■ Description of the task ■
Read the lines that follow and pick out every one containing the word "stock".

— start Input data —

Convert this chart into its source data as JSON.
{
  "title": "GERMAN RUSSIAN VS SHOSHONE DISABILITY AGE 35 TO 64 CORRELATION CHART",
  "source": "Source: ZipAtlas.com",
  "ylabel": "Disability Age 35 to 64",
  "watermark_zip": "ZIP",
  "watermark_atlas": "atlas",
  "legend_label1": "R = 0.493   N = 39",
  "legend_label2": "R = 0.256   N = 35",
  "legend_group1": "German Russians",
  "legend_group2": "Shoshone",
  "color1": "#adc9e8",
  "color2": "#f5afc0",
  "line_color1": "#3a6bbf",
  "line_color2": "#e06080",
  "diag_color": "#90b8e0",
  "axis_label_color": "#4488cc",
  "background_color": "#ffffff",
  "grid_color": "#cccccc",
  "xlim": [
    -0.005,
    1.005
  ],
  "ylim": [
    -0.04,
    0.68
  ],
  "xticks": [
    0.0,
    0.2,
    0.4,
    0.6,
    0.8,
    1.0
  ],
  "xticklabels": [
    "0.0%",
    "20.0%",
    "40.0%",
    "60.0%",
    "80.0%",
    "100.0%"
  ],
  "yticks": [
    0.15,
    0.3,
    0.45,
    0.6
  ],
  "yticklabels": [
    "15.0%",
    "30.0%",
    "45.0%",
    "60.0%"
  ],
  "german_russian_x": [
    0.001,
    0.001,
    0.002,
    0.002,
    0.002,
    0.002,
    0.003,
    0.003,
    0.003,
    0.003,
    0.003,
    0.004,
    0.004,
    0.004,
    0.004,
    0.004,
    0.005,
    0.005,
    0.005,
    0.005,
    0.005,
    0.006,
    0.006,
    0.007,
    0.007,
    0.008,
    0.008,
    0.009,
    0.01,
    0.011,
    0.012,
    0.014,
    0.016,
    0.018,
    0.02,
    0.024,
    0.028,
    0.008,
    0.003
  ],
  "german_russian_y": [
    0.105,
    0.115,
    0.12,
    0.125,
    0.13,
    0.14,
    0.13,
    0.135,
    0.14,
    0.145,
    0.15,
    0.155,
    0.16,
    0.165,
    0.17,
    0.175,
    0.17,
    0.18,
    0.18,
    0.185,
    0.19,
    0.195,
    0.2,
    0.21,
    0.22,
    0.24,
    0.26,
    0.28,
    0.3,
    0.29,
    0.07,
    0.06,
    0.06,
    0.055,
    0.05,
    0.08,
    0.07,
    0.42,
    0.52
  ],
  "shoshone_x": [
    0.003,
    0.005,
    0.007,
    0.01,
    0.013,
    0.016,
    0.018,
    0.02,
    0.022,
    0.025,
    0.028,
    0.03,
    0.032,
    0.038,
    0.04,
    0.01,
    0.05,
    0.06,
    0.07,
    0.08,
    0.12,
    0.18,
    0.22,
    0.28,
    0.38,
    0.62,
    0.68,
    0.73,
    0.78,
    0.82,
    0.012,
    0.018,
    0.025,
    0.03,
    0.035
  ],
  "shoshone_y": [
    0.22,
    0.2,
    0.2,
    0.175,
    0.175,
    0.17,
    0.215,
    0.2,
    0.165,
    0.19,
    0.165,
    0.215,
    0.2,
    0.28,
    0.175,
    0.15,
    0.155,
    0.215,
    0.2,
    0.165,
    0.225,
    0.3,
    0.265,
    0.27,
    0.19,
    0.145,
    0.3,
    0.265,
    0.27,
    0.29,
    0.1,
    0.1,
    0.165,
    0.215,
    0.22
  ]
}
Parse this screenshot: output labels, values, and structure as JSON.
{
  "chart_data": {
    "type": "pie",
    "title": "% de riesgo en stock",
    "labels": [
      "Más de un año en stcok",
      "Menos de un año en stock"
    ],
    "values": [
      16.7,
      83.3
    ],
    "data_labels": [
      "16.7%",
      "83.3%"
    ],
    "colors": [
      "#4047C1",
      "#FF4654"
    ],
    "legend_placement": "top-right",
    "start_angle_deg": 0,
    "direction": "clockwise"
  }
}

— end Input data —

■ Task solution ■
    "title": "% de riesgo en stock",
      "Menos de un año en stock"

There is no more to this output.